─── Records shown

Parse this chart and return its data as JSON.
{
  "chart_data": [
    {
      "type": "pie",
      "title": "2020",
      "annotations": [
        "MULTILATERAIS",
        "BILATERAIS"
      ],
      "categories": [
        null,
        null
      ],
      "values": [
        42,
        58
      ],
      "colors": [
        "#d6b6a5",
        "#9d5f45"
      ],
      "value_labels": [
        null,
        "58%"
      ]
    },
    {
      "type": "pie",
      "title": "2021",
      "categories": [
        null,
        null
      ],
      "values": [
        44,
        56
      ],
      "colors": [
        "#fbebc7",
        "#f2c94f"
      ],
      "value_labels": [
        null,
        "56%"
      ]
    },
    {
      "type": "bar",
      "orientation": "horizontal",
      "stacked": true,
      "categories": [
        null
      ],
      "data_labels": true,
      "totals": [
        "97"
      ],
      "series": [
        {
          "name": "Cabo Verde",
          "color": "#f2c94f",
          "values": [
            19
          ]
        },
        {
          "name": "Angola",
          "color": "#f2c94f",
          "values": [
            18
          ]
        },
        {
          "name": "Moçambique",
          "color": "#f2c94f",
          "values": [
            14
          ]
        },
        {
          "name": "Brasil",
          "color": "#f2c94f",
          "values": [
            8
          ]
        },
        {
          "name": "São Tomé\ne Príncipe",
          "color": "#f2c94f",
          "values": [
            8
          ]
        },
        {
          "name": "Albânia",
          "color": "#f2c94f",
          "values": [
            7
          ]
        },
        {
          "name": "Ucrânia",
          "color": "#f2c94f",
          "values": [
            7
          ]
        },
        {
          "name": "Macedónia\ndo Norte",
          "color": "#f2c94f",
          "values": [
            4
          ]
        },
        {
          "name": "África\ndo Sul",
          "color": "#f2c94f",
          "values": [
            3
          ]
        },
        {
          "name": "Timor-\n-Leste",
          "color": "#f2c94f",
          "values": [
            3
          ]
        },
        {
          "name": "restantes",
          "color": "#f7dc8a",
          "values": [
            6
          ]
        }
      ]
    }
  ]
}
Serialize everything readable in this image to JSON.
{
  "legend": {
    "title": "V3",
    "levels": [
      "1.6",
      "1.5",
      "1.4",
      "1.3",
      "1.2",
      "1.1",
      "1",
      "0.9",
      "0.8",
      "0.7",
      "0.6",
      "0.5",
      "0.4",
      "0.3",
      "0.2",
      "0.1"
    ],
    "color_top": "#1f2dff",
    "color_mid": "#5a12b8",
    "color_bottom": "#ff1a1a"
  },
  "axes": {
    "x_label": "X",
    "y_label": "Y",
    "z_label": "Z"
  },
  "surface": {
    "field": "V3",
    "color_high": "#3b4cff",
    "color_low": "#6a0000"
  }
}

──────
─── Records shown

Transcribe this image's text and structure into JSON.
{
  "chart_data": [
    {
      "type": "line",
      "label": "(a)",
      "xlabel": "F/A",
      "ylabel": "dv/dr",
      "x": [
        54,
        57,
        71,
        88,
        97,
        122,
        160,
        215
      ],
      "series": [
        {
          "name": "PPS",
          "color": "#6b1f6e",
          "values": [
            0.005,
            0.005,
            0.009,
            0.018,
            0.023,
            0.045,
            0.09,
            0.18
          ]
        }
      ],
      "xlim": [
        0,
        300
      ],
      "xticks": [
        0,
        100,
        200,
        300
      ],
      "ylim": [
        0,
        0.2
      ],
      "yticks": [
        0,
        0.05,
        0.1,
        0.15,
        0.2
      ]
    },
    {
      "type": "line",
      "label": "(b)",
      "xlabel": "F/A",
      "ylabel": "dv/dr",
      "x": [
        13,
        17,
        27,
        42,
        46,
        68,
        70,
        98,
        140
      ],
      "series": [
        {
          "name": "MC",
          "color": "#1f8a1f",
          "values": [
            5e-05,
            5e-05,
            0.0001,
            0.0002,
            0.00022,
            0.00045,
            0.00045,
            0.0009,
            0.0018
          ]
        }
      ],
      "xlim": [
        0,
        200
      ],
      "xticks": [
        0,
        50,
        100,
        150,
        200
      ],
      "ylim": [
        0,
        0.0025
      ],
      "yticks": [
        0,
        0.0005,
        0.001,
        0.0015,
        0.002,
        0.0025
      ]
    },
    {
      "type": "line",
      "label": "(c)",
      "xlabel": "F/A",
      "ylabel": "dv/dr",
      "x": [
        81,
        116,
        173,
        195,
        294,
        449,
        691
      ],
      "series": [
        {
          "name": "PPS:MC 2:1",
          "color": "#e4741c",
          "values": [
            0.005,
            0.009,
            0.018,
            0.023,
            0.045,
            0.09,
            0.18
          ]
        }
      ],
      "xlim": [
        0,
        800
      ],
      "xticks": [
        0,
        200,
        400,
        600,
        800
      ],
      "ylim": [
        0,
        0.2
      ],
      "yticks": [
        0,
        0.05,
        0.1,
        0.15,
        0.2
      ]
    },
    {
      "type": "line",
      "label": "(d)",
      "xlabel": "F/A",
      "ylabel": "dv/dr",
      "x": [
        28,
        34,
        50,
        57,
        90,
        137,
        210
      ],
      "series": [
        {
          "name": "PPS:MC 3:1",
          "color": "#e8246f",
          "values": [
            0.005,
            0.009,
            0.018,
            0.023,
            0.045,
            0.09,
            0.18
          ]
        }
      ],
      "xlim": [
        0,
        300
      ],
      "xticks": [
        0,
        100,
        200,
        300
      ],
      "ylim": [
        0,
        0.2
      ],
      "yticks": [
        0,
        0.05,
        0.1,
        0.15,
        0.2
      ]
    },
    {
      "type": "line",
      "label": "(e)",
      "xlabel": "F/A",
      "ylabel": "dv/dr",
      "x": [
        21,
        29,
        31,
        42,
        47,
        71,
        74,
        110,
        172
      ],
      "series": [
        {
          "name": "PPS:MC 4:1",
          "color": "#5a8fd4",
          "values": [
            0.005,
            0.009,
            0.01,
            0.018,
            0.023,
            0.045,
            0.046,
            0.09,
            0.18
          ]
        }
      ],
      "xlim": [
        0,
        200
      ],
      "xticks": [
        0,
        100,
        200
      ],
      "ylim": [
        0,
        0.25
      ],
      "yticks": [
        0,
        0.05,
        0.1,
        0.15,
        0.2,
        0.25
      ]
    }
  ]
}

──────

-- Objective --
List each line holding the string "image".

-- Exercise solution --
Serialize everything readable in this image to JSON.
Transcribe this image's text and structure into JSON.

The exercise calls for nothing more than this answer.